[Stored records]
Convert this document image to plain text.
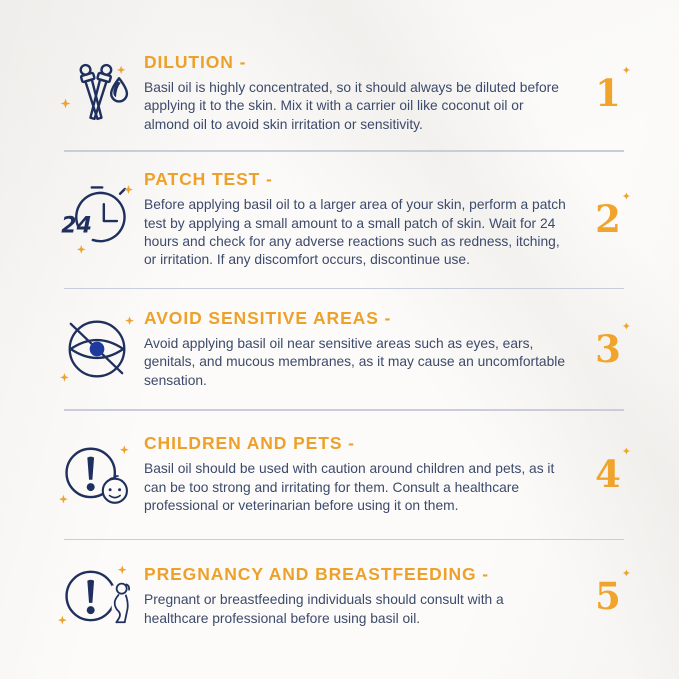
DILUTION -

Basil oil is highly concentrated, so it should always be diluted before applying it to the skin. Mix it with a carrier oil like coconut oil or almond oil to avoid skin irritation or sensitivity.

1 ✦
24
PATCH TEST -

Before applying basil oil to a larger area of your skin, perform a patch test by applying a small amount to a small patch of skin. Wait for 24 hours and check for any adverse reactions such as redness, itching, or irritation. If any discomfort occurs, discontinue use.

2 ✦
AVOID SENSITIVE AREAS -

Avoid applying basil oil near sensitive areas such as eyes, ears, genitals, and mucous membranes, as it may cause an uncomfortable sensation.

3 ✦
CHILDREN AND PETS -

Basil oil should be used with caution around children and pets, as it can be too strong and irritating for them. Consult a healthcare professional or veterinarian before using it on them.

4 ✦
PREGNANCY AND BREASTFEEDING -

Pregnant or breastfeeding individuals should consult with a healthcare professional before using basil oil.

5 ✦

*Job*
Leaving the pictures aside, transcribe the entire listing exactly.

*Answer to this problem*
Convert this document image to plain text.
DILUTION -

Basil oil is highly concentrated, so it should always be diluted before applying it to the skin. Mix it with a carrier oil like coconut oil or almond oil to avoid skin irritation or sensitivity.

1 ✦
24
PATCH TEST -

Before applying basil oil to a larger area of your skin, perform a patch test by applying a small amount to a small patch of skin. Wait for 24 hours and check for any adverse reactions such as redness, itching, or irritation. If any discomfort occurs, discontinue use.

2 ✦
AVOID SENSITIVE AREAS -

Avoid applying basil oil near sensitive areas such as eyes, ears, genitals, and mucous membranes, as it may cause an uncomfortable sensation.

3 ✦
CHILDREN AND PETS -

Basil oil should be used with caution around children and pets, as it can be too strong and irritating for them. Consult a healthcare professional or veterinarian before using it on them.

4 ✦
PREGNANCY AND BREASTFEEDING -

Pregnant or breastfeeding individuals should consult with a healthcare professional before using basil oil.

5 ✦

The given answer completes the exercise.